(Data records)

** START **

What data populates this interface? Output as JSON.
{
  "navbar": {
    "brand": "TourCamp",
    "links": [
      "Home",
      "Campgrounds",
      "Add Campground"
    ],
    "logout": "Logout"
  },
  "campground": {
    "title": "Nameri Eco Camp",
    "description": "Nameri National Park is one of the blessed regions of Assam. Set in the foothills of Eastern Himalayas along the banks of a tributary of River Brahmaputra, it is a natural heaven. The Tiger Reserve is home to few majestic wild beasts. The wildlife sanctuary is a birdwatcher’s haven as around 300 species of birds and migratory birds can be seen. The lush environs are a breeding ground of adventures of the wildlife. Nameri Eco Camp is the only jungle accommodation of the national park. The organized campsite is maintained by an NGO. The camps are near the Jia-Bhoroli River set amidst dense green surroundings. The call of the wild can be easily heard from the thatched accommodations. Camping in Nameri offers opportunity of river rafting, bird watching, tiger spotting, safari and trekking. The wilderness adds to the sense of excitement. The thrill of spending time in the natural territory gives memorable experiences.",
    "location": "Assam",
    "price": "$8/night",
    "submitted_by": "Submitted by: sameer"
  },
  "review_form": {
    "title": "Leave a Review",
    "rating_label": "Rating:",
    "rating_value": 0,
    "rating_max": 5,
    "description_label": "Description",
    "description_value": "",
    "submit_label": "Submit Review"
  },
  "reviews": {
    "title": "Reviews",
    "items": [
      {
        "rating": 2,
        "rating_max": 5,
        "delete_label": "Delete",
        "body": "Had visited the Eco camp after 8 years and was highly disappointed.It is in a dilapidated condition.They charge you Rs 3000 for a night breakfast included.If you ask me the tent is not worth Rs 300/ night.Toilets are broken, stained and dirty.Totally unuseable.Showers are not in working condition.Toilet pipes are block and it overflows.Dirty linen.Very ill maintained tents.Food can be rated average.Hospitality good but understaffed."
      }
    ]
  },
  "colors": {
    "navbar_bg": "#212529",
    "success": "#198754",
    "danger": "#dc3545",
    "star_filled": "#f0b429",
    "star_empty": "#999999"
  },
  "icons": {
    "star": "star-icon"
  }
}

** END **
** START **

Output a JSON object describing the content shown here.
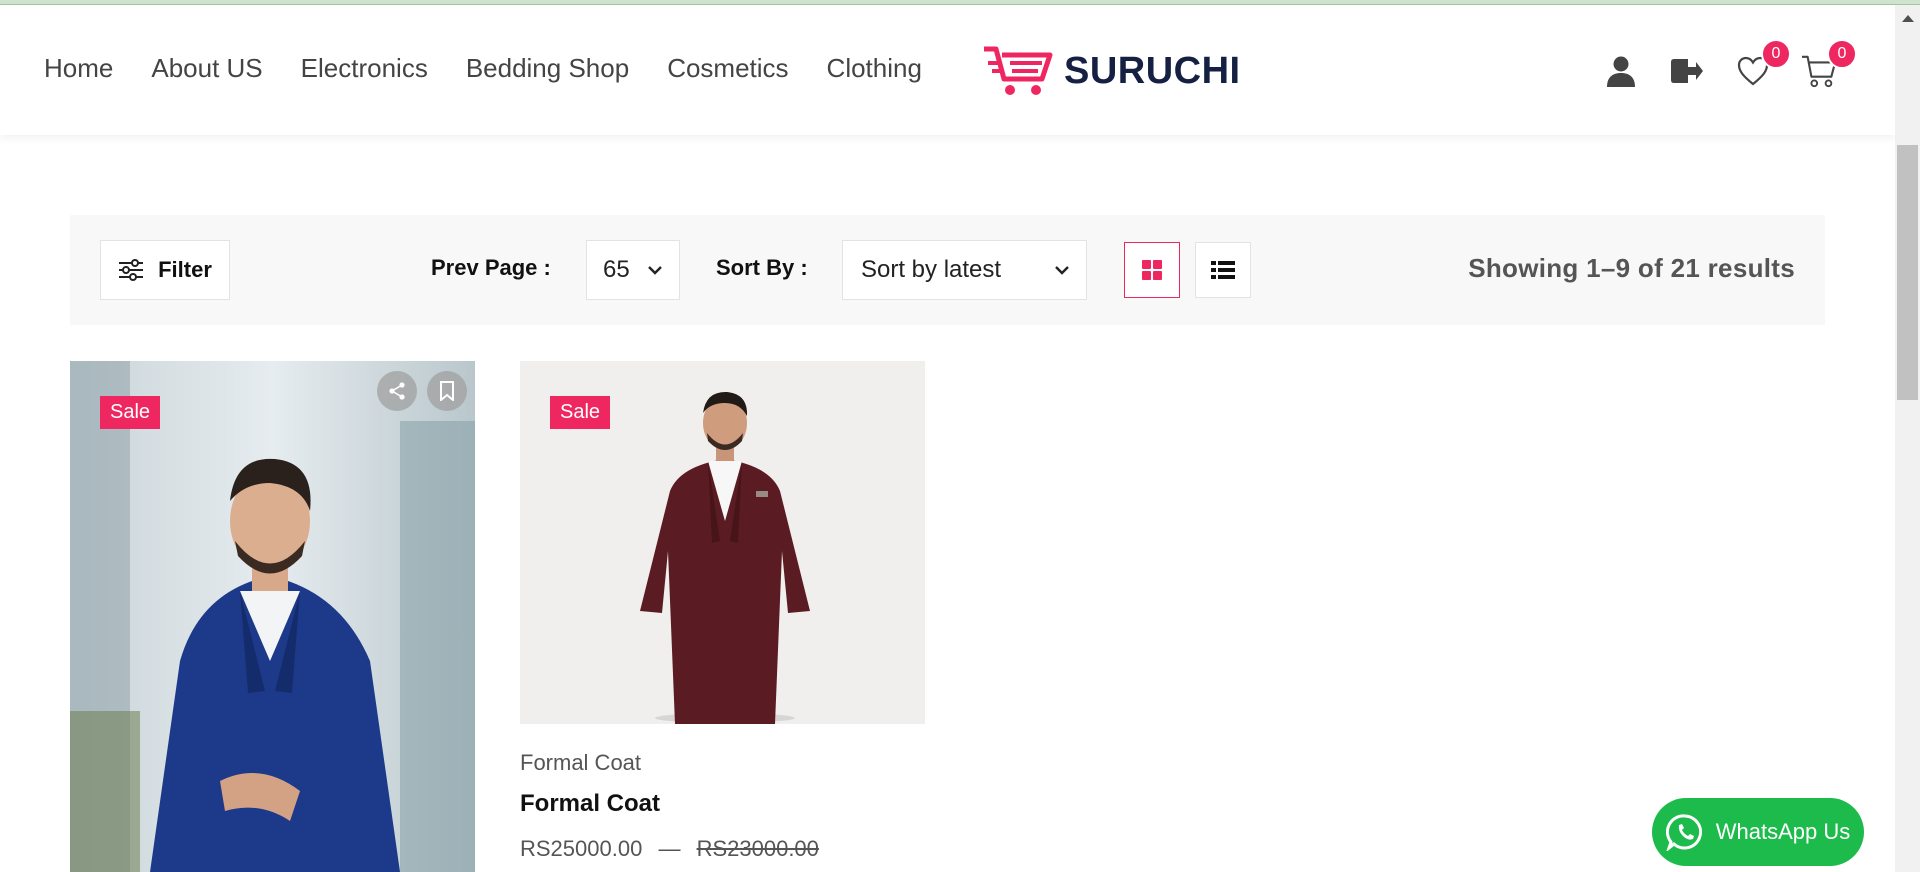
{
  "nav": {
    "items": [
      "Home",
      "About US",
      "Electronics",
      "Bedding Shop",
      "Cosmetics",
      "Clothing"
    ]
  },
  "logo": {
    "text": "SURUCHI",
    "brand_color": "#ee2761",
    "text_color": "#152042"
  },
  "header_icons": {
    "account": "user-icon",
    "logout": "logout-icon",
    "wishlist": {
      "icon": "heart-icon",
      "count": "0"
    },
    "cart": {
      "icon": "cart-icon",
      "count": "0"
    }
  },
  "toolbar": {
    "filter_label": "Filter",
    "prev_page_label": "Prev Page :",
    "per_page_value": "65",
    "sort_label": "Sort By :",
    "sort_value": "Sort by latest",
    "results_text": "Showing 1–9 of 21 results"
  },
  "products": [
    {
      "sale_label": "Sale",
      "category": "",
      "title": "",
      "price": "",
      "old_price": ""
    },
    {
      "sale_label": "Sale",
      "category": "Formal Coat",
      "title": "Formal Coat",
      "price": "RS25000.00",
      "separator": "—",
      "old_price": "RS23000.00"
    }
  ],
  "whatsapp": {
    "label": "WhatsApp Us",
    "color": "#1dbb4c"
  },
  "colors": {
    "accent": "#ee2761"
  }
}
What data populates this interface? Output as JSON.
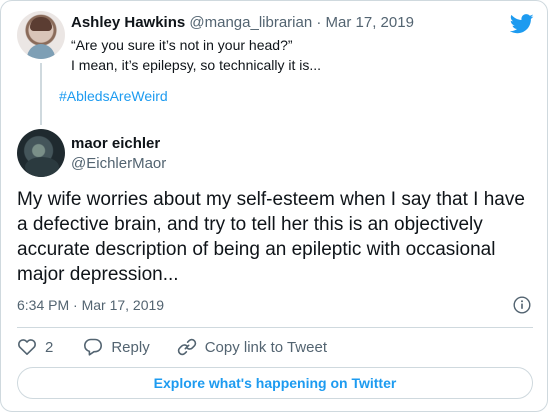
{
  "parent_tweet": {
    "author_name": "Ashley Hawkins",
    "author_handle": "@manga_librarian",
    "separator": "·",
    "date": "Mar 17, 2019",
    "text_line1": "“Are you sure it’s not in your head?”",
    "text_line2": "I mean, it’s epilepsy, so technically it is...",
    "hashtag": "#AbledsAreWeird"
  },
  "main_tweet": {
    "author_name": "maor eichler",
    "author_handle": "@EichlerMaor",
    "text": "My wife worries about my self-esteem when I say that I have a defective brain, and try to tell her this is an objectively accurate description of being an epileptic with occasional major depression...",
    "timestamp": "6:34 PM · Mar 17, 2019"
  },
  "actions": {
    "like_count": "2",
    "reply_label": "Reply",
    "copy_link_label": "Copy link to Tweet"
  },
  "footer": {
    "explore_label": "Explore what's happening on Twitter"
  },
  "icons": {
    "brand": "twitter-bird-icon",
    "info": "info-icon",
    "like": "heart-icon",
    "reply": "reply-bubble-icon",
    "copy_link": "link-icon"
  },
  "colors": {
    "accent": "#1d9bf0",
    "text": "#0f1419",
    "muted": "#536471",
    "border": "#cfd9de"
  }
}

** END **
** START **

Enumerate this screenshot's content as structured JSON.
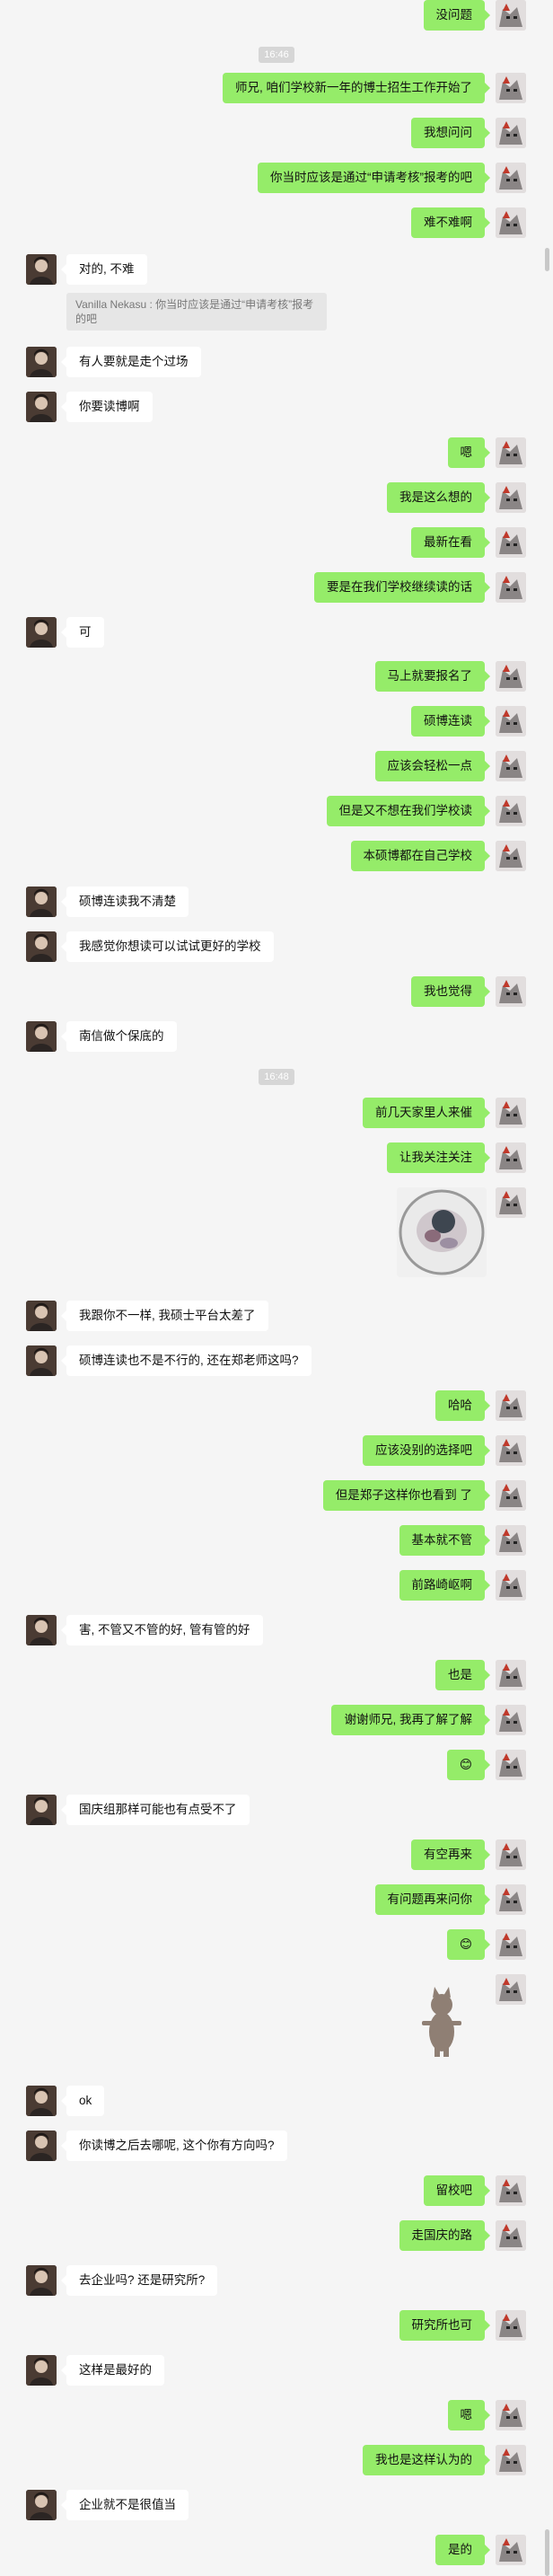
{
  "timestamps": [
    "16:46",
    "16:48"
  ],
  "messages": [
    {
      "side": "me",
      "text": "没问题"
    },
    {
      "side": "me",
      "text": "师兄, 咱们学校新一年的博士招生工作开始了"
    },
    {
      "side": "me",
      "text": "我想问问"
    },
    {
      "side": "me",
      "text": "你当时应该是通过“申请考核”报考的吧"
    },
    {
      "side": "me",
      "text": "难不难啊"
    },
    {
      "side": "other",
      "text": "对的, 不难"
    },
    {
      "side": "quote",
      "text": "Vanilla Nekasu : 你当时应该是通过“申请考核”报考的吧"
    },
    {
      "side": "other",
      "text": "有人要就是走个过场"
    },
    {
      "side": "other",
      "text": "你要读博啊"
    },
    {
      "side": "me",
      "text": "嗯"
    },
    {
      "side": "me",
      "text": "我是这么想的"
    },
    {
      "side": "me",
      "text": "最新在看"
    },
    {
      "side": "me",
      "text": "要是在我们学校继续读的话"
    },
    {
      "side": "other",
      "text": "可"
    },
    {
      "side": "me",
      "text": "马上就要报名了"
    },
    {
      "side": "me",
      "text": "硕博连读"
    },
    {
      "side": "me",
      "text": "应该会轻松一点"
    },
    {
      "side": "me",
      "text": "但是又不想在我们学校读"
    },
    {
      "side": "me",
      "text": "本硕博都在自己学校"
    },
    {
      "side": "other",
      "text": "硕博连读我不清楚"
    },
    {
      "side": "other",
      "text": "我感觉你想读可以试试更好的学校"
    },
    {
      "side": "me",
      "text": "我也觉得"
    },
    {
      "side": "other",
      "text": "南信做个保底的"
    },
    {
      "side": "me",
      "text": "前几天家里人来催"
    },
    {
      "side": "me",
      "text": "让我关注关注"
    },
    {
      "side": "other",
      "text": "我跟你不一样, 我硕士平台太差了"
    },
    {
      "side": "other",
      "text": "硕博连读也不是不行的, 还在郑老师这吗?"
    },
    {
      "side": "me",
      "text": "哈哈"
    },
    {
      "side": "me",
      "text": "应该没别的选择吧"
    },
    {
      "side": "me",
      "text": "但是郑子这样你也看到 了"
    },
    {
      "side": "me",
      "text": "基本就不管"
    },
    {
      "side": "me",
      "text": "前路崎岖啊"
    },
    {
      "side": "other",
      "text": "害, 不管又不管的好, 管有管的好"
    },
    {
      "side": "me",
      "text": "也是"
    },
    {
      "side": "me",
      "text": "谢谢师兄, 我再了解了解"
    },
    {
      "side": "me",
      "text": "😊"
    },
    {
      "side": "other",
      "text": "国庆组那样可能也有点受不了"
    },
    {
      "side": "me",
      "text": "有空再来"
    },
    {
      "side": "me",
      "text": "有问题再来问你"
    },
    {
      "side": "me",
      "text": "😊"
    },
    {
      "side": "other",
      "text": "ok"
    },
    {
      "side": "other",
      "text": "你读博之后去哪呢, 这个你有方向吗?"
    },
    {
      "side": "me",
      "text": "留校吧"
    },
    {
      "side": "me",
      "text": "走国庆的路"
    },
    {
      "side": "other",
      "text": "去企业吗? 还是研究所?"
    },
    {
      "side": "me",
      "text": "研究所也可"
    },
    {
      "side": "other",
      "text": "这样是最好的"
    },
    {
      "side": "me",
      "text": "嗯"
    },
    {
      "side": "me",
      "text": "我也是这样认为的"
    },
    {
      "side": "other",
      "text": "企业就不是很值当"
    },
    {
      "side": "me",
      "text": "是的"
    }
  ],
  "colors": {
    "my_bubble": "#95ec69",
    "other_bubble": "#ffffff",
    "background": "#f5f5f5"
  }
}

** END **

◆ **WORK INSTRUCTIONS**: Copy out every line where the word "报考的吧" occurs.

◆ **RESULT FOR THIS TASK**:
      "text": "你当时应该是通过“申请考核”报考的吧"
      "text": "Vanilla Nekasu : 你当时应该是通过“申请考核”报考的吧"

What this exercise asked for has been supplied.